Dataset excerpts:

========

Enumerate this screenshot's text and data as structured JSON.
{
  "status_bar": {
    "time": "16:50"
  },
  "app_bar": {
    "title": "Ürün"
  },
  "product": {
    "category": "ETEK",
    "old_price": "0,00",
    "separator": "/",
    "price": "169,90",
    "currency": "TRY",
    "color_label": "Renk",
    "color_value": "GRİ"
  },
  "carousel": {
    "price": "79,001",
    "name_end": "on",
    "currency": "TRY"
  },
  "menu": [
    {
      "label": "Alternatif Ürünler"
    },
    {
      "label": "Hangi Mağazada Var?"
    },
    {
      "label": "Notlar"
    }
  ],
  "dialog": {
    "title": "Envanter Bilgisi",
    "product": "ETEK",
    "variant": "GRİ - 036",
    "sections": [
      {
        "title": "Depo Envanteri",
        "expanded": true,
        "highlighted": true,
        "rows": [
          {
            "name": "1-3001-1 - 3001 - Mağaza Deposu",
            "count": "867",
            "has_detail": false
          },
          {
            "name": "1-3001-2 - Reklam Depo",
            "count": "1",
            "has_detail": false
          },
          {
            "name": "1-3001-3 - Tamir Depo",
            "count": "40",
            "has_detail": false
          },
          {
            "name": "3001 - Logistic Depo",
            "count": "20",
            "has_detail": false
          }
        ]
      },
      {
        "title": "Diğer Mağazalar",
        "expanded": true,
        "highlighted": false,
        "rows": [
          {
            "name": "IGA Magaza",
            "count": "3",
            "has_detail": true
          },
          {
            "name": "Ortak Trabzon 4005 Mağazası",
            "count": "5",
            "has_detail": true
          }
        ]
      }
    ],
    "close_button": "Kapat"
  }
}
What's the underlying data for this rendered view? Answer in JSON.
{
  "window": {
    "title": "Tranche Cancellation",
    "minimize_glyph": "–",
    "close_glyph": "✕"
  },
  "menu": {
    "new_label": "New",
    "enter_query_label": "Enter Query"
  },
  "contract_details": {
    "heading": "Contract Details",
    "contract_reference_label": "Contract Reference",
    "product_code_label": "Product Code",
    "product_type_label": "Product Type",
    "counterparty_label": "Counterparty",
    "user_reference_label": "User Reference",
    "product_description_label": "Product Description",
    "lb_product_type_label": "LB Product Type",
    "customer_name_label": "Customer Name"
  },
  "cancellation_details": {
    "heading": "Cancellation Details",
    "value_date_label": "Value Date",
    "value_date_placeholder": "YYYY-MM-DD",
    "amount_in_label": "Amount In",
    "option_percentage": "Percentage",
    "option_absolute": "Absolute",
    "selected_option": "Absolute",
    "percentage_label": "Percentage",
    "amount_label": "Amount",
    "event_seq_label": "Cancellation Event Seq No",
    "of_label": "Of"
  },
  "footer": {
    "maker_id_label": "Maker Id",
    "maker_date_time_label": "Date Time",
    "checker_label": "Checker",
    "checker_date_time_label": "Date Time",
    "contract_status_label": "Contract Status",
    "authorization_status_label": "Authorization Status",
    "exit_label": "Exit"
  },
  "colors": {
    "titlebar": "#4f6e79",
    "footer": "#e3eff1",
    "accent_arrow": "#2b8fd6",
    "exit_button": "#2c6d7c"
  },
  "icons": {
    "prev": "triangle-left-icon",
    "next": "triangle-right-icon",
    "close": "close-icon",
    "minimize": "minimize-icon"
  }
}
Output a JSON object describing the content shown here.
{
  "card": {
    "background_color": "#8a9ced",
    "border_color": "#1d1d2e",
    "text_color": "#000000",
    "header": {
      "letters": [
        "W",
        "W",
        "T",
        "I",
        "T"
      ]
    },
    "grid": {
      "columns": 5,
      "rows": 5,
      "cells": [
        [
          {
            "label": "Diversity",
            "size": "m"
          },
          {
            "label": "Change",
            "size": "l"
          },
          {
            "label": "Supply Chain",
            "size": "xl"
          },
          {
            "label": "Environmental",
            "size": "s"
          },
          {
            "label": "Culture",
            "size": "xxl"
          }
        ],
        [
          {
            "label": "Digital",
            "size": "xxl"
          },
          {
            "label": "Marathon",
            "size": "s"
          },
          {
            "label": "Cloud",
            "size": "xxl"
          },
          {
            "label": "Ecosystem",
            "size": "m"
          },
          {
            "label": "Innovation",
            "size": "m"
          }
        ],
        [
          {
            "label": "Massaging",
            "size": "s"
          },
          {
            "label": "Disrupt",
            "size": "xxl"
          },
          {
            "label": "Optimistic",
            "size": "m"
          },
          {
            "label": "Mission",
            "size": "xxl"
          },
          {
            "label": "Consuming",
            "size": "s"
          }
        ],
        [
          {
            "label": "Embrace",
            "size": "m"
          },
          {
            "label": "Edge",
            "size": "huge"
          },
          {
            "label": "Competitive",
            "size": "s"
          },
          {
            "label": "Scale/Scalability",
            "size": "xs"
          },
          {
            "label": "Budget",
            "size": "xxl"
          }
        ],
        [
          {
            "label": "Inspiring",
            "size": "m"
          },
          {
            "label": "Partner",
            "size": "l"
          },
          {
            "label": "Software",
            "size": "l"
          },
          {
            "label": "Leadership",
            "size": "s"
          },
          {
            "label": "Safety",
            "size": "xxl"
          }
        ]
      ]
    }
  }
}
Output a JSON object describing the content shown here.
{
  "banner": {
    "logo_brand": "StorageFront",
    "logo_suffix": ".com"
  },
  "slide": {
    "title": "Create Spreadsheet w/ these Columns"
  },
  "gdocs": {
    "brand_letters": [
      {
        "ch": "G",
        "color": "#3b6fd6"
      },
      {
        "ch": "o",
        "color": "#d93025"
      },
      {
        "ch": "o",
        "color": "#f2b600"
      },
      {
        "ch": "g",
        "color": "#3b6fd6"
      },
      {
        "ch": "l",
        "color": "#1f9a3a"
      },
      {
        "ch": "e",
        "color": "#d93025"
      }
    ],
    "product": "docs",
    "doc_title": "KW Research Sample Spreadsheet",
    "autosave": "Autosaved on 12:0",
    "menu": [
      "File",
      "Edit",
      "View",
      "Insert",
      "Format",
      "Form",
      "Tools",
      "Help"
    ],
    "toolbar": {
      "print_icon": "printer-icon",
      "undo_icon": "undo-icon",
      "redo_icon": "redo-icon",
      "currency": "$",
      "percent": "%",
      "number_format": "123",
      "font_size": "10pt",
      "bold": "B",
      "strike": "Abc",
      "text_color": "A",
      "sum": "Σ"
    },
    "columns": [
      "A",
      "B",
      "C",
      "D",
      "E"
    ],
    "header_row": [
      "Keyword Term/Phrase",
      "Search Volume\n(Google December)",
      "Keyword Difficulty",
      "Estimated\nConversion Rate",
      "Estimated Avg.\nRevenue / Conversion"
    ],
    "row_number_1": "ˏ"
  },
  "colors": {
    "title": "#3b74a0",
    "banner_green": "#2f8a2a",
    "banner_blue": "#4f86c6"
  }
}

========

The request: Copy down the material exactly as written.

Result of the task:
Enumerate this screenshot's text and data as structured JSON.
{
  "status_bar": {
    "time": "16:50"
  },
  "app_bar": {
    "title": "Ürün"
  },
  "product": {
    "category": "ETEK",
    "old_price": "0,00",
    "separator": "/",
    "price": "169,90",
    "currency": "TRY",
    "color_label": "Renk",
    "color_value": "GRİ"
  },
  "carousel": {
    "price": "79,001",
    "name_end": "on",
    "currency": "TRY"
  },
  "menu": [
    {
      "label": "Alternatif Ürünler"
    },
    {
      "label": "Hangi Mağazada Var?"
    },
    {
      "label": "Notlar"
    }
  ],
  "dialog": {
    "title": "Envanter Bilgisi",
    "product": "ETEK",
    "variant": "GRİ - 036",
    "sections": [
      {
        "title": "Depo Envanteri",
        "expanded": true,
        "highlighted": true,
        "rows": [
          {
            "name": "1-3001-1 - 3001 - Mağaza Deposu",
            "count": "867",
            "has_detail": false
          },
          {
            "name": "1-3001-2 - Reklam Depo",
            "count": "1",
            "has_detail": false
          },
          {
            "name": "1-3001-3 - Tamir Depo",
            "count": "40",
            "has_detail": false
          },
          {
            "name": "3001 - Logistic Depo",
            "count": "20",
            "has_detail": false
          }
        ]
      },
      {
        "title": "Diğer Mağazalar",
        "expanded": true,
        "highlighted": false,
        "rows": [
          {
            "name": "IGA Magaza",
            "count": "3",
            "has_detail": true
          },
          {
            "name": "Ortak Trabzon 4005 Mağazası",
            "count": "5",
            "has_detail": true
          }
        ]
      }
    ],
    "close_button": "Kapat"
  }
}
What's the underlying data for this rendered view? Answer in JSON.
{
  "window": {
    "title": "Tranche Cancellation",
    "minimize_glyph": "–",
    "close_glyph": "✕"
  },
  "menu": {
    "new_label": "New",
    "enter_query_label": "Enter Query"
  },
  "contract_details": {
    "heading": "Contract Details",
    "contract_reference_label": "Contract Reference",
    "product_code_label": "Product Code",
    "product_type_label": "Product Type",
    "counterparty_label": "Counterparty",
    "user_reference_label": "User Reference",
    "product_description_label": "Product Description",
    "lb_product_type_label": "LB Product Type",
    "customer_name_label": "Customer Name"
  },
  "cancellation_details": {
    "heading": "Cancellation Details",
    "value_date_label": "Value Date",
    "value_date_placeholder": "YYYY-MM-DD",
    "amount_in_label": "Amount In",
    "option_percentage": "Percentage",
    "option_absolute": "Absolute",
    "selected_option": "Absolute",
    "percentage_label": "Percentage",
    "amount_label": "Amount",
    "event_seq_label": "Cancellation Event Seq No",
    "of_label": "Of"
  },
  "footer": {
    "maker_id_label": "Maker Id",
    "maker_date_time_label": "Date Time",
    "checker_label": "Checker",
    "checker_date_time_label": "Date Time",
    "contract_status_label": "Contract Status",
    "authorization_status_label": "Authorization Status",
    "exit_label": "Exit"
  },
  "colors": {
    "titlebar": "#4f6e79",
    "footer": "#e3eff1",
    "accent_arrow": "#2b8fd6",
    "exit_button": "#2c6d7c"
  },
  "icons": {
    "prev": "triangle-left-icon",
    "next": "triangle-right-icon",
    "close": "close-icon",
    "minimize": "minimize-icon"
  }
}
Output a JSON object describing the content shown here.
{
  "card": {
    "background_color": "#8a9ced",
    "border_color": "#1d1d2e",
    "text_color": "#000000",
    "header": {
      "letters": [
        "W",
        "W",
        "T",
        "I",
        "T"
      ]
    },
    "grid": {
      "columns": 5,
      "rows": 5,
      "cells": [
        [
          {
            "label": "Diversity",
            "size": "m"
          },
          {
            "label": "Change",
            "size": "l"
          },
          {
            "label": "Supply Chain",
            "size": "xl"
          },
          {
            "label": "Environmental",
            "size": "s"
          },
          {
            "label": "Culture",
            "size": "xxl"
          }
        ],
        [
          {
            "label": "Digital",
            "size": "xxl"
          },
          {
            "label": "Marathon",
            "size": "s"
          },
          {
            "label": "Cloud",
            "size": "xxl"
          },
          {
            "label": "Ecosystem",
            "size": "m"
          },
          {
            "label": "Innovation",
            "size": "m"
          }
        ],
        [
          {
            "label": "Massaging",
            "size": "s"
          },
          {
            "label": "Disrupt",
            "size": "xxl"
          },
          {
            "label": "Optimistic",
            "size": "m"
          },
          {
            "label": "Mission",
            "size": "xxl"
          },
          {
            "label": "Consuming",
            "size": "s"
          }
        ],
        [
          {
            "label": "Embrace",
            "size": "m"
          },
          {
            "label": "Edge",
            "size": "huge"
          },
          {
            "label": "Competitive",
            "size": "s"
          },
          {
            "label": "Scale/Scalability",
            "size": "xs"
          },
          {
            "label": "Budget",
            "size": "xxl"
          }
        ],
        [
          {
            "label": "Inspiring",
            "size": "m"
          },
          {
            "label": "Partner",
            "size": "l"
          },
          {
            "label": "Software",
            "size": "l"
          },
          {
            "label": "Leadership",
            "size": "s"
          },
          {
            "label": "Safety",
            "size": "xxl"
          }
        ]
      ]
    }
  }
}
Output a JSON object describing the content shown here.
{
  "banner": {
    "logo_brand": "StorageFront",
    "logo_suffix": ".com"
  },
  "slide": {
    "title": "Create Spreadsheet w/ these Columns"
  },
  "gdocs": {
    "brand_letters": [
      {
        "ch": "G",
        "color": "#3b6fd6"
      },
      {
        "ch": "o",
        "color": "#d93025"
      },
      {
        "ch": "o",
        "color": "#f2b600"
      },
      {
        "ch": "g",
        "color": "#3b6fd6"
      },
      {
        "ch": "l",
        "color": "#1f9a3a"
      },
      {
        "ch": "e",
        "color": "#d93025"
      }
    ],
    "product": "docs",
    "doc_title": "KW Research Sample Spreadsheet",
    "autosave": "Autosaved on 12:0",
    "menu": [
      "File",
      "Edit",
      "View",
      "Insert",
      "Format",
      "Form",
      "Tools",
      "Help"
    ],
    "toolbar": {
      "print_icon": "printer-icon",
      "undo_icon": "undo-icon",
      "redo_icon": "redo-icon",
      "currency": "$",
      "percent": "%",
      "number_format": "123",
      "font_size": "10pt",
      "bold": "B",
      "strike": "Abc",
      "text_color": "A",
      "sum": "Σ"
    },
    "columns": [
      "A",
      "B",
      "C",
      "D",
      "E"
    ],
    "header_row": [
      "Keyword Term/Phrase",
      "Search Volume\n(Google December)",
      "Keyword Difficulty",
      "Estimated\nConversion Rate",
      "Estimated Avg.\nRevenue / Conversion"
    ],
    "row_number_1": "ˏ"
  },
  "colors": {
    "title": "#3b74a0",
    "banner_green": "#2f8a2a",
    "banner_blue": "#4f86c6"
  }
}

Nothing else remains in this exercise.